STORED RECORDS:
#####
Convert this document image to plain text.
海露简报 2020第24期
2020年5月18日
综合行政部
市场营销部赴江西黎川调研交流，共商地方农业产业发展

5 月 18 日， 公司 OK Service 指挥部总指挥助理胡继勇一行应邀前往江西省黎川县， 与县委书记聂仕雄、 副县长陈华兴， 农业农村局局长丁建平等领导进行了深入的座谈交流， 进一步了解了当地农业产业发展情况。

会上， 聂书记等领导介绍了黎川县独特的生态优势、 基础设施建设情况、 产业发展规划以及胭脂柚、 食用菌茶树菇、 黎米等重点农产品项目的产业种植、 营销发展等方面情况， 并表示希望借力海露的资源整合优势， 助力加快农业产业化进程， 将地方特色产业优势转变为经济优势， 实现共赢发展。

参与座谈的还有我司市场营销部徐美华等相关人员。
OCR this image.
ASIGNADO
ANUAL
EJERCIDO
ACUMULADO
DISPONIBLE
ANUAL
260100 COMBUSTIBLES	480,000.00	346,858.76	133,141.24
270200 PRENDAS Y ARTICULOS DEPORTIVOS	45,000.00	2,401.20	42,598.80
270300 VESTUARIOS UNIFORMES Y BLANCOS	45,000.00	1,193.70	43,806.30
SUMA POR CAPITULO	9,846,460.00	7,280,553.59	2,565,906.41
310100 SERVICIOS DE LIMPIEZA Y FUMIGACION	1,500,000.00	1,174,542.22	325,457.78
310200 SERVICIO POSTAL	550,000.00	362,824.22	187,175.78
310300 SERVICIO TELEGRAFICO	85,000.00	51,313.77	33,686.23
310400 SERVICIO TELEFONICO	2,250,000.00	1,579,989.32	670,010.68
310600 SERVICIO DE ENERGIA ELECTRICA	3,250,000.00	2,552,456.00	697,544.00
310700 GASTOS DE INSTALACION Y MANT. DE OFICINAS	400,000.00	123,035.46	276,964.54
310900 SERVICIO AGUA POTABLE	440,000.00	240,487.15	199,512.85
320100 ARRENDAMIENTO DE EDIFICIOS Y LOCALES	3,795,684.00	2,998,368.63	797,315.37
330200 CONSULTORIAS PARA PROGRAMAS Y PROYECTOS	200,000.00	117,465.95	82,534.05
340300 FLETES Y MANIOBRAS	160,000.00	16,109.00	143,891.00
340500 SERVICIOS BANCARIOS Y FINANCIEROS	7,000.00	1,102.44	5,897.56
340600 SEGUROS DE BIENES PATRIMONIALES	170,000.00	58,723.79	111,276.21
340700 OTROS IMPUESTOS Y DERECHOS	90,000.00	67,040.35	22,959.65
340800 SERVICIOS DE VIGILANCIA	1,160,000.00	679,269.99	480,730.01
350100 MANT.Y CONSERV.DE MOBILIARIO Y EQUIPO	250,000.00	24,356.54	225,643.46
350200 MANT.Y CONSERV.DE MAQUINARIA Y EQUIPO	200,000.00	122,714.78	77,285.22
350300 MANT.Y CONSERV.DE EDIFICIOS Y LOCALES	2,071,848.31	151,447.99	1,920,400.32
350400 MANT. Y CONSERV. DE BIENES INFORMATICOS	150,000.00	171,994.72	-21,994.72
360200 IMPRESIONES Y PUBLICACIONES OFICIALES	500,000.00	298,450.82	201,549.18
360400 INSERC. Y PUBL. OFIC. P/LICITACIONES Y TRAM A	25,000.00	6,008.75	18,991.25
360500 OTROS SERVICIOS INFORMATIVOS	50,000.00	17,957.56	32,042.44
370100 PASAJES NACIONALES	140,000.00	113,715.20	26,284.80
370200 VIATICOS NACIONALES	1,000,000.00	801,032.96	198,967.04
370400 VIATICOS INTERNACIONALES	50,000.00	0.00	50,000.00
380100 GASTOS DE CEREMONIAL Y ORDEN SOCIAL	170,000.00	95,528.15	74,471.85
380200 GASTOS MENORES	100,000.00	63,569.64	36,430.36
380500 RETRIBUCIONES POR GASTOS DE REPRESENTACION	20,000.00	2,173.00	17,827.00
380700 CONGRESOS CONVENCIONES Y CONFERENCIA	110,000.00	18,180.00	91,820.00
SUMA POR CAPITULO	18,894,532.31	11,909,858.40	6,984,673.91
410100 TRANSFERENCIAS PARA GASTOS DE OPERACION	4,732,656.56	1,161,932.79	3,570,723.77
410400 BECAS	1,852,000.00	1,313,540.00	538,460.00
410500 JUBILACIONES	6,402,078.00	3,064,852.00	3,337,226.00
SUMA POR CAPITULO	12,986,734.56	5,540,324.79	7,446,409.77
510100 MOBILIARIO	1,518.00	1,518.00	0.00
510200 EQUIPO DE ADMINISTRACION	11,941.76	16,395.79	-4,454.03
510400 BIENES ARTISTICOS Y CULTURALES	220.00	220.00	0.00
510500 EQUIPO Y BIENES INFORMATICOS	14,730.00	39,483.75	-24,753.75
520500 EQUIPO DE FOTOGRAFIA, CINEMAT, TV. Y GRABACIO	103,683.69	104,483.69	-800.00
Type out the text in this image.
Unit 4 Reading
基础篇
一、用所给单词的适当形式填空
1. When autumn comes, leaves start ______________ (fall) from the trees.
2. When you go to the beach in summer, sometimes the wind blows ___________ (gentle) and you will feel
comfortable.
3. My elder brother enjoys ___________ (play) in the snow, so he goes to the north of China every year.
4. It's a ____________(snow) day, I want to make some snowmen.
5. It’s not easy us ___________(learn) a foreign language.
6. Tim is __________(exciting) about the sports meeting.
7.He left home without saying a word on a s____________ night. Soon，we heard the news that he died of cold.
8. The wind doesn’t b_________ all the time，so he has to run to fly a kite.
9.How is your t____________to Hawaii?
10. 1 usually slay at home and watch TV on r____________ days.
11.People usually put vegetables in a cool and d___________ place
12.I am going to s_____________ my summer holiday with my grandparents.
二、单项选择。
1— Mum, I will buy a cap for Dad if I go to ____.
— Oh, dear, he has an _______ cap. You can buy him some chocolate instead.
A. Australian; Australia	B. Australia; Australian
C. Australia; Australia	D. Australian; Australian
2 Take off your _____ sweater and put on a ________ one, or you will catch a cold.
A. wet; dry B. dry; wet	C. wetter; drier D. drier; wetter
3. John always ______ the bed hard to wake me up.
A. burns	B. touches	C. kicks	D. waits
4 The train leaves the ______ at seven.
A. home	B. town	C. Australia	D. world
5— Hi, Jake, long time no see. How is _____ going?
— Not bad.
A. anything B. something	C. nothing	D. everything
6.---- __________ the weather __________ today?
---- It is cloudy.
#####
WHAT TO PRODUCE: Write out the whole listing again. Match it word for word.

COMPLETE RESPONSE:
Convert this document image to plain text.
海露简报 2020第24期
2020年5月18日
综合行政部
市场营销部赴江西黎川调研交流，共商地方农业产业发展

5 月 18 日， 公司 OK Service 指挥部总指挥助理胡继勇一行应邀前往江西省黎川县， 与县委书记聂仕雄、 副县长陈华兴， 农业农村局局长丁建平等领导进行了深入的座谈交流， 进一步了解了当地农业产业发展情况。

会上， 聂书记等领导介绍了黎川县独特的生态优势、 基础设施建设情况、 产业发展规划以及胭脂柚、 食用菌茶树菇、 黎米等重点农产品项目的产业种植、 营销发展等方面情况， 并表示希望借力海露的资源整合优势， 助力加快农业产业化进程， 将地方特色产业优势转变为经济优势， 实现共赢发展。

参与座谈的还有我司市场营销部徐美华等相关人员。
OCR this image.
ASIGNADO
ANUAL
EJERCIDO
ACUMULADO
DISPONIBLE
ANUAL
260100 COMBUSTIBLES	480,000.00	346,858.76	133,141.24
270200 PRENDAS Y ARTICULOS DEPORTIVOS	45,000.00	2,401.20	42,598.80
270300 VESTUARIOS UNIFORMES Y BLANCOS	45,000.00	1,193.70	43,806.30
SUMA POR CAPITULO	9,846,460.00	7,280,553.59	2,565,906.41
310100 SERVICIOS DE LIMPIEZA Y FUMIGACION	1,500,000.00	1,174,542.22	325,457.78
310200 SERVICIO POSTAL	550,000.00	362,824.22	187,175.78
310300 SERVICIO TELEGRAFICO	85,000.00	51,313.77	33,686.23
310400 SERVICIO TELEFONICO	2,250,000.00	1,579,989.32	670,010.68
310600 SERVICIO DE ENERGIA ELECTRICA	3,250,000.00	2,552,456.00	697,544.00
310700 GASTOS DE INSTALACION Y MANT. DE OFICINAS	400,000.00	123,035.46	276,964.54
310900 SERVICIO AGUA POTABLE	440,000.00	240,487.15	199,512.85
320100 ARRENDAMIENTO DE EDIFICIOS Y LOCALES	3,795,684.00	2,998,368.63	797,315.37
330200 CONSULTORIAS PARA PROGRAMAS Y PROYECTOS	200,000.00	117,465.95	82,534.05
340300 FLETES Y MANIOBRAS	160,000.00	16,109.00	143,891.00
340500 SERVICIOS BANCARIOS Y FINANCIEROS	7,000.00	1,102.44	5,897.56
340600 SEGUROS DE BIENES PATRIMONIALES	170,000.00	58,723.79	111,276.21
340700 OTROS IMPUESTOS Y DERECHOS	90,000.00	67,040.35	22,959.65
340800 SERVICIOS DE VIGILANCIA	1,160,000.00	679,269.99	480,730.01
350100 MANT.Y CONSERV.DE MOBILIARIO Y EQUIPO	250,000.00	24,356.54	225,643.46
350200 MANT.Y CONSERV.DE MAQUINARIA Y EQUIPO	200,000.00	122,714.78	77,285.22
350300 MANT.Y CONSERV.DE EDIFICIOS Y LOCALES	2,071,848.31	151,447.99	1,920,400.32
350400 MANT. Y CONSERV. DE BIENES INFORMATICOS	150,000.00	171,994.72	-21,994.72
360200 IMPRESIONES Y PUBLICACIONES OFICIALES	500,000.00	298,450.82	201,549.18
360400 INSERC. Y PUBL. OFIC. P/LICITACIONES Y TRAM A	25,000.00	6,008.75	18,991.25
360500 OTROS SERVICIOS INFORMATIVOS	50,000.00	17,957.56	32,042.44
370100 PASAJES NACIONALES	140,000.00	113,715.20	26,284.80
370200 VIATICOS NACIONALES	1,000,000.00	801,032.96	198,967.04
370400 VIATICOS INTERNACIONALES	50,000.00	0.00	50,000.00
380100 GASTOS DE CEREMONIAL Y ORDEN SOCIAL	170,000.00	95,528.15	74,471.85
380200 GASTOS MENORES	100,000.00	63,569.64	36,430.36
380500 RETRIBUCIONES POR GASTOS DE REPRESENTACION	20,000.00	2,173.00	17,827.00
380700 CONGRESOS CONVENCIONES Y CONFERENCIA	110,000.00	18,180.00	91,820.00
SUMA POR CAPITULO	18,894,532.31	11,909,858.40	6,984,673.91
410100 TRANSFERENCIAS PARA GASTOS DE OPERACION	4,732,656.56	1,161,932.79	3,570,723.77
410400 BECAS	1,852,000.00	1,313,540.00	538,460.00
410500 JUBILACIONES	6,402,078.00	3,064,852.00	3,337,226.00
SUMA POR CAPITULO	12,986,734.56	5,540,324.79	7,446,409.77
510100 MOBILIARIO	1,518.00	1,518.00	0.00
510200 EQUIPO DE ADMINISTRACION	11,941.76	16,395.79	-4,454.03
510400 BIENES ARTISTICOS Y CULTURALES	220.00	220.00	0.00
510500 EQUIPO Y BIENES INFORMATICOS	14,730.00	39,483.75	-24,753.75
520500 EQUIPO DE FOTOGRAFIA, CINEMAT, TV. Y GRABACIO	103,683.69	104,483.69	-800.00
Type out the text in this image.
Unit 4 Reading
基础篇
一、用所给单词的适当形式填空
1. When autumn comes, leaves start ______________ (fall) from the trees.
2. When you go to the beach in summer, sometimes the wind blows ___________ (gentle) and you will feel
comfortable.
3. My elder brother enjoys ___________ (play) in the snow, so he goes to the north of China every year.
4. It's a ____________(snow) day, I want to make some snowmen.
5. It’s not easy us ___________(learn) a foreign language.
6. Tim is __________(exciting) about the sports meeting.
7.He left home without saying a word on a s____________ night. Soon，we heard the news that he died of cold.
8. The wind doesn’t b_________ all the time，so he has to run to fly a kite.
9.How is your t____________to Hawaii?
10. 1 usually slay at home and watch TV on r____________ days.
11.People usually put vegetables in a cool and d___________ place
12.I am going to s_____________ my summer holiday with my grandparents.
二、单项选择。
1— Mum, I will buy a cap for Dad if I go to ____.
— Oh, dear, he has an _______ cap. You can buy him some chocolate instead.
A. Australian; Australia	B. Australia; Australian
C. Australia; Australia	D. Australian; Australian
2 Take off your _____ sweater and put on a ________ one, or you will catch a cold.
A. wet; dry B. dry; wet	C. wetter; drier D. drier; wetter
3. John always ______ the bed hard to wake me up.
A. burns	B. touches	C. kicks	D. waits
4 The train leaves the ______ at seven.
A. home	B. town	C. Australia	D. world
5— Hi, Jake, long time no see. How is _____ going?
— Not bad.
A. anything B. something	C. nothing	D. everything
6.---- __________ the weather __________ today?
---- It is cloudy.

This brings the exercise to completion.